:: DATA PROVIDED

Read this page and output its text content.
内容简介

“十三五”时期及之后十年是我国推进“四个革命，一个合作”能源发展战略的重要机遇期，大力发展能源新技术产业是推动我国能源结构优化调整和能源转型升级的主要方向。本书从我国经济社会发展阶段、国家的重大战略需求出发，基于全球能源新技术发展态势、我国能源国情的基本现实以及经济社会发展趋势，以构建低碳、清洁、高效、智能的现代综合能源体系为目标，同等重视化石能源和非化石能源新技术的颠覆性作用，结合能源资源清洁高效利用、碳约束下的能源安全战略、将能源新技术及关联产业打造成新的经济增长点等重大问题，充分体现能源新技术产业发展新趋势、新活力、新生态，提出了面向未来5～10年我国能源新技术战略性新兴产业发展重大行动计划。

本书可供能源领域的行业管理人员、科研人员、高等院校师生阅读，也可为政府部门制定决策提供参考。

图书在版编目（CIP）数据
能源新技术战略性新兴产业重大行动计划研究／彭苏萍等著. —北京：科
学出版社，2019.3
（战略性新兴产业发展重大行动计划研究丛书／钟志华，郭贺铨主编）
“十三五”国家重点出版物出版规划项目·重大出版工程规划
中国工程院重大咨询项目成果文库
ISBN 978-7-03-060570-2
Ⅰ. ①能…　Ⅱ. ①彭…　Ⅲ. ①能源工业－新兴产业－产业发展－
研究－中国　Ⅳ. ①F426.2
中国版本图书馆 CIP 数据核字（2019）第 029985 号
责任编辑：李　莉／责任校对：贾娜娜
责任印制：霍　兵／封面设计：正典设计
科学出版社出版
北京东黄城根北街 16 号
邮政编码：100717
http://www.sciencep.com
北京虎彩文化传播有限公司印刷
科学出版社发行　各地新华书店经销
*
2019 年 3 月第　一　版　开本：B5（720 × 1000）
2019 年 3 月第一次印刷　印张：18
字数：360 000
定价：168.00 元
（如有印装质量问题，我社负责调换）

::::

▶ STATED GOAL:
Repeat all the entries word for word.

▶ THE REPLY:
Read this page and output its text content.
内容简介

“十三五”时期及之后十年是我国推进“四个革命，一个合作”能源发展战略的重要机遇期，大力发展能源新技术产业是推动我国能源结构优化调整和能源转型升级的主要方向。本书从我国经济社会发展阶段、国家的重大战略需求出发，基于全球能源新技术发展态势、我国能源国情的基本现实以及经济社会发展趋势，以构建低碳、清洁、高效、智能的现代综合能源体系为目标，同等重视化石能源和非化石能源新技术的颠覆性作用，结合能源资源清洁高效利用、碳约束下的能源安全战略、将能源新技术及关联产业打造成新的经济增长点等重大问题，充分体现能源新技术产业发展新趋势、新活力、新生态，提出了面向未来5～10年我国能源新技术战略性新兴产业发展重大行动计划。

本书可供能源领域的行业管理人员、科研人员、高等院校师生阅读，也可为政府部门制定决策提供参考。

图书在版编目（CIP）数据
能源新技术战略性新兴产业重大行动计划研究／彭苏萍等著. —北京：科
学出版社，2019.3
（战略性新兴产业发展重大行动计划研究丛书／钟志华，郭贺铨主编）
“十三五”国家重点出版物出版规划项目·重大出版工程规划
中国工程院重大咨询项目成果文库
ISBN 978-7-03-060570-2
Ⅰ. ①能…　Ⅱ. ①彭…　Ⅲ. ①能源工业－新兴产业－产业发展－
研究－中国　Ⅳ. ①F426.2
中国版本图书馆 CIP 数据核字（2019）第 029985 号
责任编辑：李　莉／责任校对：贾娜娜
责任印制：霍　兵／封面设计：正典设计
科学出版社出版
北京东黄城根北街 16 号
邮政编码：100717
http://www.sciencep.com
北京虎彩文化传播有限公司印刷
科学出版社发行　各地新华书店经销
*
2019 年 3 月第　一　版　开本：B5（720 × 1000）
2019 年 3 月第一次印刷　印张：18
字数：360 000
定价：168.00 元
（如有印装质量问题，我社负责调换）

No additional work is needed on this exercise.